● PROBLEM STATEMENT
Everything in the listing should be restated word for word.

## Begin

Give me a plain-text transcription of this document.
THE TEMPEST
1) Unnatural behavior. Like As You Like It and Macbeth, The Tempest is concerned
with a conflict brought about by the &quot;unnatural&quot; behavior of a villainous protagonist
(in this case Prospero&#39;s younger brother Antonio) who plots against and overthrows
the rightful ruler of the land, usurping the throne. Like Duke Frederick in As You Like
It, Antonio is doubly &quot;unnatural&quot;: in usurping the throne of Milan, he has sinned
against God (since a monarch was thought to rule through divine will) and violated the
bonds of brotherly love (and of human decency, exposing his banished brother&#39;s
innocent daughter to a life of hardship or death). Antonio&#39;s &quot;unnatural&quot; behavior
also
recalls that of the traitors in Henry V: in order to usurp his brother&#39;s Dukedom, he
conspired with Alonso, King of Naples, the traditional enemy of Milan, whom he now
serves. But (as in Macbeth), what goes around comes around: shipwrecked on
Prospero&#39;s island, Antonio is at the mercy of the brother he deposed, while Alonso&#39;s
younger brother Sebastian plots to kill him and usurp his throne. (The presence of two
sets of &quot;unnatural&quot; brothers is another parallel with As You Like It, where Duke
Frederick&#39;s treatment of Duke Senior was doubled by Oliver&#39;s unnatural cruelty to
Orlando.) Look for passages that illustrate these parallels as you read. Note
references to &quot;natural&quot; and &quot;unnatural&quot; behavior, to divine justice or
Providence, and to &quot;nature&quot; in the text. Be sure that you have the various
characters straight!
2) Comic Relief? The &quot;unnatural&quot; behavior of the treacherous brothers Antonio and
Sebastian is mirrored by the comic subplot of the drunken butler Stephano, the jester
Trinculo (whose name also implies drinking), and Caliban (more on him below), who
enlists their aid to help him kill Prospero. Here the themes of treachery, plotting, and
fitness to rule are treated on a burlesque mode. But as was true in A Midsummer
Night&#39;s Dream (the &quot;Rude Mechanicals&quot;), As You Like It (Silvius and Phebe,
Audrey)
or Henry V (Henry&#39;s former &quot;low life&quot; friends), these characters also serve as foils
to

## End

● SOLUTION TO THIS TASK
Give me a plain-text transcription of this document.
THE TEMPEST
1) Unnatural behavior. Like As You Like It and Macbeth, The Tempest is concerned
with a conflict brought about by the &quot;unnatural&quot; behavior of a villainous protagonist
(in this case Prospero&#39;s younger brother Antonio) who plots against and overthrows
the rightful ruler of the land, usurping the throne. Like Duke Frederick in As You Like
It, Antonio is doubly &quot;unnatural&quot;: in usurping the throne of Milan, he has sinned
against God (since a monarch was thought to rule through divine will) and violated the
bonds of brotherly love (and of human decency, exposing his banished brother&#39;s
innocent daughter to a life of hardship or death). Antonio&#39;s &quot;unnatural&quot; behavior
also
recalls that of the traitors in Henry V: in order to usurp his brother&#39;s Dukedom, he
conspired with Alonso, King of Naples, the traditional enemy of Milan, whom he now
serves. But (as in Macbeth), what goes around comes around: shipwrecked on
Prospero&#39;s island, Antonio is at the mercy of the brother he deposed, while Alonso&#39;s
younger brother Sebastian plots to kill him and usurp his throne. (The presence of two
sets of &quot;unnatural&quot; brothers is another parallel with As You Like It, where Duke
Frederick&#39;s treatment of Duke Senior was doubled by Oliver&#39;s unnatural cruelty to
Orlando.) Look for passages that illustrate these parallels as you read. Note
references to &quot;natural&quot; and &quot;unnatural&quot; behavior, to divine justice or
Providence, and to &quot;nature&quot; in the text. Be sure that you have the various
characters straight!
2) Comic Relief? The &quot;unnatural&quot; behavior of the treacherous brothers Antonio and
Sebastian is mirrored by the comic subplot of the drunken butler Stephano, the jester
Trinculo (whose name also implies drinking), and Caliban (more on him below), who
enlists their aid to help him kill Prospero. Here the themes of treachery, plotting, and
fitness to rule are treated on a burlesque mode. But as was true in A Midsummer
Night&#39;s Dream (the &quot;Rude Mechanicals&quot;), As You Like It (Silvius and Phebe,
Audrey)
or Henry V (Henry&#39;s former &quot;low life&quot; friends), these characters also serve as foils
to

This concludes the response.